Passage given
+ + + + + + +

MODES FOR CARRYING OUT THE INVENTION
[0058] Hereinafter, embodiments of the present invention will be
described with reference to the drawings.
Embodiment 1
[0059] A concentrating optical member and a concentrating solar
power generation module according to the present embodiment will be
described with reference to FIGS. 1 to 3.
[0060] FIG. 1 is a cross-sectional view showing a schematic
configuration of a concentrating optical member and a concentrating
solar power generation module according to Embodiment 1 of the
present invention. FIG. 2 is a plan view of the concentrating
optical member shown in FIG. 1 as viewed from the side on which
sunlight is incident.
[0061] A concentrating optical member 50 according to the present
embodiment can be applied to a solar cell 10 that generates power
using sunlight Lsa concentrated onto a solar cell element 11, and
is configured to concentrate sunlight Lsa onto the solar cell
element 11. The solar cell element 11 is mounted on a receiver
substrate 20. The configuration of the solar cell 10 will be
described in further detail in Embodiment 3.

+ + + + + + +

Short exercise A
Please list every component that the passage on the concentrating solar power module identifies with a reference numeral, along with its numeral.

[Annotated element listings]
+ + + + + + +

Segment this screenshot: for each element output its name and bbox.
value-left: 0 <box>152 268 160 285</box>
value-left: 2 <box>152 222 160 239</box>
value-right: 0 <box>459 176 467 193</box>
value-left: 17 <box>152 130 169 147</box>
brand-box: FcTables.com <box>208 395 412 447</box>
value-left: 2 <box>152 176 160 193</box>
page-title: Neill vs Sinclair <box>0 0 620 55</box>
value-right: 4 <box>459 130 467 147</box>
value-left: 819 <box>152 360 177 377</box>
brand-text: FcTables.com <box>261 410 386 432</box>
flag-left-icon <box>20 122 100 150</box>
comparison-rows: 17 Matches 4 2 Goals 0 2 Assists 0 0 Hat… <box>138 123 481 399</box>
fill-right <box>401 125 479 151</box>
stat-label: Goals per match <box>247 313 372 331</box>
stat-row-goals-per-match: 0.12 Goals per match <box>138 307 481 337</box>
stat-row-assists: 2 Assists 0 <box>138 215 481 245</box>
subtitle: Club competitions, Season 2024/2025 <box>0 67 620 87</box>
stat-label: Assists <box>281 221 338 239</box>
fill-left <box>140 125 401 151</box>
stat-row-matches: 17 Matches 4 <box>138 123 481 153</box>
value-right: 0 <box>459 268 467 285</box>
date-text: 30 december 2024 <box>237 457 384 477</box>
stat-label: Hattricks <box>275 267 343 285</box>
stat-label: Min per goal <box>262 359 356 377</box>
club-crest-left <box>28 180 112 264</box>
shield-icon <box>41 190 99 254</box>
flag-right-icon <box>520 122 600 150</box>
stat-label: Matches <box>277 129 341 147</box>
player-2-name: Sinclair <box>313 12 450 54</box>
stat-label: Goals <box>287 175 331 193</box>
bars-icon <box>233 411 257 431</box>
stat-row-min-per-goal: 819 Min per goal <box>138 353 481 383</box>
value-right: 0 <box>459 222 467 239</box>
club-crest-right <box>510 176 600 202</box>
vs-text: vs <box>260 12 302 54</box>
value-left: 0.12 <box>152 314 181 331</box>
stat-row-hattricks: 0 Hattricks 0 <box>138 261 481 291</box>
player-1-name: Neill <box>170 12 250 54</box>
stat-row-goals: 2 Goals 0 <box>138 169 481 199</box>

+ + + + + + +

Short exercise B
In the records, switch "value-left" to "value-start" in the lines running from the start through the line holding "comparison-rows: 17 Matches", inclusive, and write out only those lines with nothing else changed.

Exercise solution A
concentrating optical member 50, solar cell 10, solar cell element 11, receiver substrate 20

Exercise solution B
Segment this screenshot: for each element output its name and bbox.
value-start: 0 <box>152 268 160 285</box>
value-start: 2 <box>152 222 160 239</box>
value-right: 0 <box>459 176 467 193</box>
value-start: 17 <box>152 130 169 147</box>
brand-box: FcTables.com <box>208 395 412 447</box>
value-start: 2 <box>152 176 160 193</box>
page-title: Neill vs Sinclair <box>0 0 620 55</box>
value-right: 4 <box>459 130 467 147</box>
value-start: 819 <box>152 360 177 377</box>
brand-text: FcTables.com <box>261 410 386 432</box>
flag-left-icon <box>20 122 100 150</box>
comparison-rows: 17 Matches 4 2 Goals 0 2 Assists 0 0 Hat… <box>138 123 481 399</box>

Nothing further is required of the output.